### Task directions
Tally the lines in the listing below that contain "avatar" and report the tally alone.

[Stored data]
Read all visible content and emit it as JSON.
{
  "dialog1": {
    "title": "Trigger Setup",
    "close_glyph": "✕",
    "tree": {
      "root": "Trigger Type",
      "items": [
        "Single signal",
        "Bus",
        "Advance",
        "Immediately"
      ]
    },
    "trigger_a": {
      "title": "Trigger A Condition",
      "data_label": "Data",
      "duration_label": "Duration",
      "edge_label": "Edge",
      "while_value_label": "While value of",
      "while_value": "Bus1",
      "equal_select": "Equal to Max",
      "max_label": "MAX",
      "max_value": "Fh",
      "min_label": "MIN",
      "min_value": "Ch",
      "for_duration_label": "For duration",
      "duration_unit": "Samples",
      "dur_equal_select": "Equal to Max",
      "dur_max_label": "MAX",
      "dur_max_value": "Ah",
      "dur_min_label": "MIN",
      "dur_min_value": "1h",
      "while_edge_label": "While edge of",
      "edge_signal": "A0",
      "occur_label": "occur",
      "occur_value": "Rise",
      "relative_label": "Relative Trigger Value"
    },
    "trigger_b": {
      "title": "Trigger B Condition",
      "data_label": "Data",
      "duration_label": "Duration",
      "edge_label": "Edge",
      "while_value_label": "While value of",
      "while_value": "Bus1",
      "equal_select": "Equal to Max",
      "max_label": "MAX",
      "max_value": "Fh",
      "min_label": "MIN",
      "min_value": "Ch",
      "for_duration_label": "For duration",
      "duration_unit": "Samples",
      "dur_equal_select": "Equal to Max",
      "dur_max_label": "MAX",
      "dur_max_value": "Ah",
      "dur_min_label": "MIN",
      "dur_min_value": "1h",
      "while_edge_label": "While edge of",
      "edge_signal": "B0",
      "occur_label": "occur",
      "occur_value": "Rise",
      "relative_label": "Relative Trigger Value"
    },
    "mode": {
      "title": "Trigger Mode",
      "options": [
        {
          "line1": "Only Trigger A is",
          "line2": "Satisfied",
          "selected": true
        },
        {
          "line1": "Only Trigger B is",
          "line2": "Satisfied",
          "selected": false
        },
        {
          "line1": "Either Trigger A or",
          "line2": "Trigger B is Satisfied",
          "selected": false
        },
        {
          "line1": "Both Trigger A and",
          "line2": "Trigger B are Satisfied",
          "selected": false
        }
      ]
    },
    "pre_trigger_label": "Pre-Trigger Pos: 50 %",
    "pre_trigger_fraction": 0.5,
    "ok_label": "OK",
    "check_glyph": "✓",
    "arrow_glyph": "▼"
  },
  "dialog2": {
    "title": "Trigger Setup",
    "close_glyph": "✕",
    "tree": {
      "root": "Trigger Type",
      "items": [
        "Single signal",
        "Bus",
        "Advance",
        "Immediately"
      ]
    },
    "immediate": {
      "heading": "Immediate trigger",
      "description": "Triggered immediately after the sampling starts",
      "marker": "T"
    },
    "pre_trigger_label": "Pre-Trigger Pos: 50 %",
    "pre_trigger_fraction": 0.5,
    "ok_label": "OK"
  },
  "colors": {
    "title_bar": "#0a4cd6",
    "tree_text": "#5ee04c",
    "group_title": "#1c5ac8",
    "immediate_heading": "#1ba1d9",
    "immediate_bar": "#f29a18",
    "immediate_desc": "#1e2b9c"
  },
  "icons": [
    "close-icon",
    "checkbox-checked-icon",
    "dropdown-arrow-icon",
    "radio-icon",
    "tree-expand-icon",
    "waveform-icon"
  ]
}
* * *
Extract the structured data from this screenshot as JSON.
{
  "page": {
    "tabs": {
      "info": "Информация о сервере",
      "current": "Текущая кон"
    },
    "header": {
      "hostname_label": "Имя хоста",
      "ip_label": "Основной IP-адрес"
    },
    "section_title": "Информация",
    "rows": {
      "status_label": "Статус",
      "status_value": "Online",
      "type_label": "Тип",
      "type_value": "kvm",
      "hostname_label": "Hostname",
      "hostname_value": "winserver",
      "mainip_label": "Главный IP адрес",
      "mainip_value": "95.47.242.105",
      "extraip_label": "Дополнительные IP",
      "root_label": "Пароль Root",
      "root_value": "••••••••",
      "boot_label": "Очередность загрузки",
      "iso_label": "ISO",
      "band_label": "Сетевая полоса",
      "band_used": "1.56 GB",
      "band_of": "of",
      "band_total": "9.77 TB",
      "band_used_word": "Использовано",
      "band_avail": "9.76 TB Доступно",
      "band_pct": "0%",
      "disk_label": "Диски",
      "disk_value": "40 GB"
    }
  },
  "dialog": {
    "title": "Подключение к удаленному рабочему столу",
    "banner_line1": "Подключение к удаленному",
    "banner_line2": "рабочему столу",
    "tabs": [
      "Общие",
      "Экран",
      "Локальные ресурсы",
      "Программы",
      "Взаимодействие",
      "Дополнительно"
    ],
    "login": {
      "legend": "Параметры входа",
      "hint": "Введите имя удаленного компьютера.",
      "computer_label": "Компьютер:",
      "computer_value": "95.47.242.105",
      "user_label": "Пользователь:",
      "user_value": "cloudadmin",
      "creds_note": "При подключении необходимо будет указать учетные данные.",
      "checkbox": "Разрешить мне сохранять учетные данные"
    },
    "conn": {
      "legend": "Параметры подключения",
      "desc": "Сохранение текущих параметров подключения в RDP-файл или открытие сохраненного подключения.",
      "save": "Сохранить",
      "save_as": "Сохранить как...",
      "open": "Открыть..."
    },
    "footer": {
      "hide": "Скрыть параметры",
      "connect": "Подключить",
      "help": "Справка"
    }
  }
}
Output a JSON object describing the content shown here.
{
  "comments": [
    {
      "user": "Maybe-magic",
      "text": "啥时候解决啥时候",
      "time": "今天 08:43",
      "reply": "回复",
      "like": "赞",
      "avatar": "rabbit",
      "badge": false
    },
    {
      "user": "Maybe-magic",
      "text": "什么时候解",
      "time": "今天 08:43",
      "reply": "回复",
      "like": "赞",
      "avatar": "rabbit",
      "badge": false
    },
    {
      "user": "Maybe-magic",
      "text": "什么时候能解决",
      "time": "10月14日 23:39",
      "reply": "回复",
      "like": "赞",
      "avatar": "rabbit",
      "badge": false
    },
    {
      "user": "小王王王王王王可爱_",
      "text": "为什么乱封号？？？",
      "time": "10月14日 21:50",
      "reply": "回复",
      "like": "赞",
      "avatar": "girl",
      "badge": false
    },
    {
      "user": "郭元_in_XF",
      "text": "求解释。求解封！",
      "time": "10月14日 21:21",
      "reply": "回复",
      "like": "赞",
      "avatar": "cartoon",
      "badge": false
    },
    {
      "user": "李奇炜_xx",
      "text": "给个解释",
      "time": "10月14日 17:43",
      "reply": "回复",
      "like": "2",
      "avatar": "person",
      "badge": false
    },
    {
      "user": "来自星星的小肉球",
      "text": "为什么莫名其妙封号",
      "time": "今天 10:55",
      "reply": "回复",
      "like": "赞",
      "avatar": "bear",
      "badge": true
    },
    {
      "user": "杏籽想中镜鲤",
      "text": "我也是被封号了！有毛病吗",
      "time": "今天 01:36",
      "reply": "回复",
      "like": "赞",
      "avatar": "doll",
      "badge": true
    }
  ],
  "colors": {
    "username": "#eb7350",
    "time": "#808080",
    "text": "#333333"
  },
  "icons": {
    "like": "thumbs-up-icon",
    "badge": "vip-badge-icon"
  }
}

### Result of this task
8